Stored data entries:
------------------------------------------------
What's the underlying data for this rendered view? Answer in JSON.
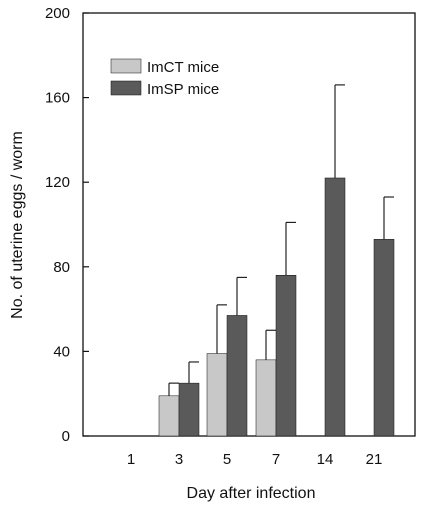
{
  "chart_data": {
    "type": "bar",
    "categories": [
      "1",
      "3",
      "5",
      "7",
      "14",
      "21"
    ],
    "series": [
      {
        "name": "ImCT mice",
        "color": "#c8c8c8",
        "values": [
          null,
          19,
          39,
          36,
          null,
          null
        ],
        "errors": [
          null,
          6,
          23,
          14,
          null,
          null
        ]
      },
      {
        "name": "ImSP mice",
        "color": "#5a5a5a",
        "values": [
          null,
          25,
          57,
          76,
          122,
          93
        ],
        "errors": [
          null,
          10,
          18,
          25,
          44,
          20
        ]
      }
    ],
    "xlabel": "Day after infection",
    "ylabel": "No. of uterine eggs / worm",
    "ylim": [
      0,
      200
    ],
    "yticks": [
      0,
      40,
      80,
      120,
      160,
      200
    ],
    "grid": false,
    "legend_position": "top-left"
  }
}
------------------------------------------------
* **Exercise prompt**: Give the data above again in full and unchanged, skipping the pictures.

* **Solution**:
What's the underlying data for this rendered view? Answer in JSON.
{
  "chart_data": {
    "type": "bar",
    "categories": [
      "1",
      "3",
      "5",
      "7",
      "14",
      "21"
    ],
    "series": [
      {
        "name": "ImCT mice",
        "color": "#c8c8c8",
        "values": [
          null,
          19,
          39,
          36,
          null,
          null
        ],
        "errors": [
          null,
          6,
          23,
          14,
          null,
          null
        ]
      },
      {
        "name": "ImSP mice",
        "color": "#5a5a5a",
        "values": [
          null,
          25,
          57,
          76,
          122,
          93
        ],
        "errors": [
          null,
          10,
          18,
          25,
          44,
          20
        ]
      }
    ],
    "xlabel": "Day after infection",
    "ylabel": "No. of uterine eggs / worm",
    "ylim": [
      0,
      200
    ],
    "yticks": [
      0,
      40,
      80,
      120,
      160,
      200
    ],
    "grid": false,
    "legend_position": "top-left"
  }
}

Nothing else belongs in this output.